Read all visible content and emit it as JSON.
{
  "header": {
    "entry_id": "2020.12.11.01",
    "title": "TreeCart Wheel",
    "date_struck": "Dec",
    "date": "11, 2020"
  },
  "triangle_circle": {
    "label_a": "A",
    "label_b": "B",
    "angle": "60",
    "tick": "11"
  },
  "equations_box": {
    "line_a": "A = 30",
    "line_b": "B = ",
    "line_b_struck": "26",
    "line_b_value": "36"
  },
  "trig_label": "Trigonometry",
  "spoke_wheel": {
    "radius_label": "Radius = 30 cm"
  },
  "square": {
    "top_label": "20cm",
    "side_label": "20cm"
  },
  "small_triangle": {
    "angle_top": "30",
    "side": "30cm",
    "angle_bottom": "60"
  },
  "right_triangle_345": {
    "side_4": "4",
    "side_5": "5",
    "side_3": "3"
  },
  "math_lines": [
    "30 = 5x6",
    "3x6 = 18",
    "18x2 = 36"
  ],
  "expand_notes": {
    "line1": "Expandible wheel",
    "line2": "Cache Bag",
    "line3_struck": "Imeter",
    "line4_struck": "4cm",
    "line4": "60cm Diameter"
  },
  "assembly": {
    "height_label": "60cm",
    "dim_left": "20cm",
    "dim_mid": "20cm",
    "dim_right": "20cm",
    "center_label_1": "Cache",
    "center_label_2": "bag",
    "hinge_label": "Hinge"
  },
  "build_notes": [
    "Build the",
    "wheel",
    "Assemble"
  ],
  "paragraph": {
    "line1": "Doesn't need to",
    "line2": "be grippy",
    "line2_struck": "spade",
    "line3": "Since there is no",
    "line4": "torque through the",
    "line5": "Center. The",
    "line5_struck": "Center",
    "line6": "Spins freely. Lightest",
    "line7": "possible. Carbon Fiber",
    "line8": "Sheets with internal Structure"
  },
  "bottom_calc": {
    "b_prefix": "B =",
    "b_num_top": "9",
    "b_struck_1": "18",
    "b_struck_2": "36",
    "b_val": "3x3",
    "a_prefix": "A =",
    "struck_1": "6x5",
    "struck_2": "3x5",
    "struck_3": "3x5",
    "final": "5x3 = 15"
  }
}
——
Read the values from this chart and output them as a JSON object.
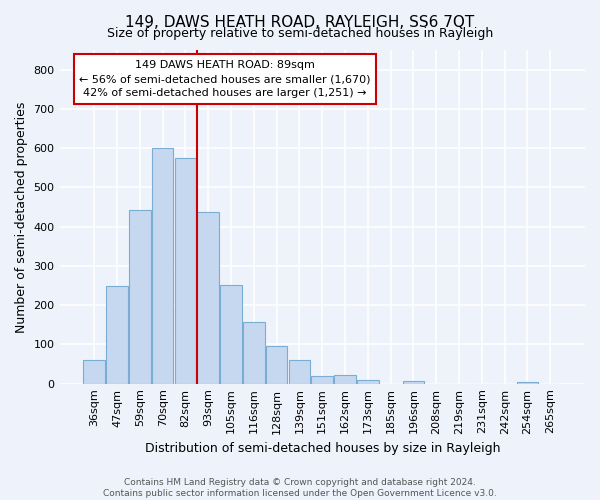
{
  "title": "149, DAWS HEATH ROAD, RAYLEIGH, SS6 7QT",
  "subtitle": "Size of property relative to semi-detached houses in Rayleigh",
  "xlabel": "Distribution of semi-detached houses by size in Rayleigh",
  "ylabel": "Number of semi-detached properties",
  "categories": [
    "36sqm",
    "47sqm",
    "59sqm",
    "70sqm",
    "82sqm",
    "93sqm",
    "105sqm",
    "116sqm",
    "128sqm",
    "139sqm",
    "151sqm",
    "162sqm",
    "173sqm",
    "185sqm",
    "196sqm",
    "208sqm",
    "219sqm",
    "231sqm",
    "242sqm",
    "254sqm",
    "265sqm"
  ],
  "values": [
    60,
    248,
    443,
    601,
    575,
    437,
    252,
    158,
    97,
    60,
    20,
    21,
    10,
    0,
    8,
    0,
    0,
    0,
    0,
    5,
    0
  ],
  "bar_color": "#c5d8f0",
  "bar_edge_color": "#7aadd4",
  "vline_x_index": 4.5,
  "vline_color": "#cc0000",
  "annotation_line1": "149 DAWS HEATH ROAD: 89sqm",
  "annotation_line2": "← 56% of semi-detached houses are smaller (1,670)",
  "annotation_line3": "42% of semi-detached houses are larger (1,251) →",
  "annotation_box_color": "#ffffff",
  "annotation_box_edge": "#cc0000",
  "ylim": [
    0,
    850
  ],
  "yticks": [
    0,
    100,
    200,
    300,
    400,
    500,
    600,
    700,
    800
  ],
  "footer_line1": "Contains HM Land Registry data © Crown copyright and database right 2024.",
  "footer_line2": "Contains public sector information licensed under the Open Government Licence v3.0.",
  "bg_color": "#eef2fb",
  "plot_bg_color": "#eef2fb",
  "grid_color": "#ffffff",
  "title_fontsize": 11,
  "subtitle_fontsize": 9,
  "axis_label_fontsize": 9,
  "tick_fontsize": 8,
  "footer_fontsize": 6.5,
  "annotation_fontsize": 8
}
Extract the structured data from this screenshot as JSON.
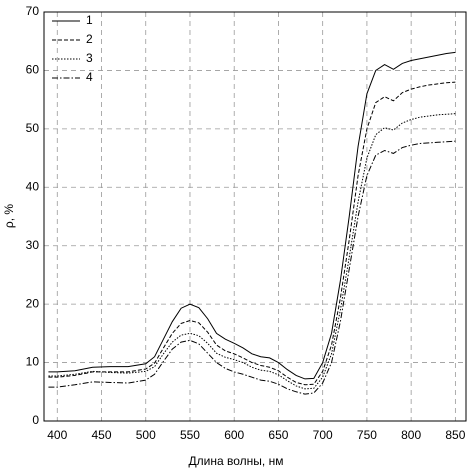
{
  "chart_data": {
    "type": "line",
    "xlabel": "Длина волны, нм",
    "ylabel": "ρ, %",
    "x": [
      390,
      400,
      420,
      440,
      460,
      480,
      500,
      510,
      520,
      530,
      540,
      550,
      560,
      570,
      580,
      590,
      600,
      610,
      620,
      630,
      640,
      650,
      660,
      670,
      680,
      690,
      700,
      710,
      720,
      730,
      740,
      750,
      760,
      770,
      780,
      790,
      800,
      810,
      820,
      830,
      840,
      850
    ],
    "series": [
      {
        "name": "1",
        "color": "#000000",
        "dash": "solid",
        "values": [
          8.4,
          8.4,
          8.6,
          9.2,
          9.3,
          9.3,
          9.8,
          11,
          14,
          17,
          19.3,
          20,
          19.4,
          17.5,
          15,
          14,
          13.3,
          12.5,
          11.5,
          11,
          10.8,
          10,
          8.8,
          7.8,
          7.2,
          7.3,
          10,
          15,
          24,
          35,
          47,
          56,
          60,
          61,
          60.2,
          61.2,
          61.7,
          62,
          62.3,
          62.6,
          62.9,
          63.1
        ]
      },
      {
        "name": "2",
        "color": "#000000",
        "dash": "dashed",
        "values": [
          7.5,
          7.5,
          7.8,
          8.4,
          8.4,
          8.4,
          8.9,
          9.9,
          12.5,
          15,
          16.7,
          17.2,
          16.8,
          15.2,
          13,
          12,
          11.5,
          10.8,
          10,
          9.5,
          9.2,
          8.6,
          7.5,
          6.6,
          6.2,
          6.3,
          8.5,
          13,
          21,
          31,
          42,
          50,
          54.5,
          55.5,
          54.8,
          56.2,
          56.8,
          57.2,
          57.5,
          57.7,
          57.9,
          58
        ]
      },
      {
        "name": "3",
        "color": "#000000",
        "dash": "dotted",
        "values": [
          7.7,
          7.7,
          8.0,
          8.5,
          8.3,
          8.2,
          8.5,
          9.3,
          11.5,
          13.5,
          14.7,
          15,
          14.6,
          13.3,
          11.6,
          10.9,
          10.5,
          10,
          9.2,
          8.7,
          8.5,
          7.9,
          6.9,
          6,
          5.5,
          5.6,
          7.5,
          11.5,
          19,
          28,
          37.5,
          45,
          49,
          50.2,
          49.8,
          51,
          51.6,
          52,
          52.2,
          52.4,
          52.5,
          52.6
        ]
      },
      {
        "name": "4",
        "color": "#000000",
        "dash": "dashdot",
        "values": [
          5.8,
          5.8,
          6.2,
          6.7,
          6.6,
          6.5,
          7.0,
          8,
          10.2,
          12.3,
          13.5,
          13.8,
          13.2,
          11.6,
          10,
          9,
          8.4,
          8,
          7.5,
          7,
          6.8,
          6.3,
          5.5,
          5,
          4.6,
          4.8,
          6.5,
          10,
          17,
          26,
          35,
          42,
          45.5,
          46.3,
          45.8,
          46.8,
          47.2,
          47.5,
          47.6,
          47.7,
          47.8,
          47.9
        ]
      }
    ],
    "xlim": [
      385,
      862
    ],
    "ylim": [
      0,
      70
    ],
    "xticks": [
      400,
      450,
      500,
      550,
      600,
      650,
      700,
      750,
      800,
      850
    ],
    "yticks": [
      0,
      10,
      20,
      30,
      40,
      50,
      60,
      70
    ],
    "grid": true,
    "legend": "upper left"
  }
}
——
Only lines with the word "detached" should be collected from the material.

## Response
  "subtitle": "Size of property relative to semi-detached houses in Rayleigh",
  "xlabel": "Distribution of semi-detached houses by size in Rayleigh",
  "ylabel": "Number of semi-detached properties",
  "annotation_line2": "← 56% of semi-detached houses are smaller (1,670)",
  "annotation_line3": "42% of semi-detached houses are larger (1,251) →",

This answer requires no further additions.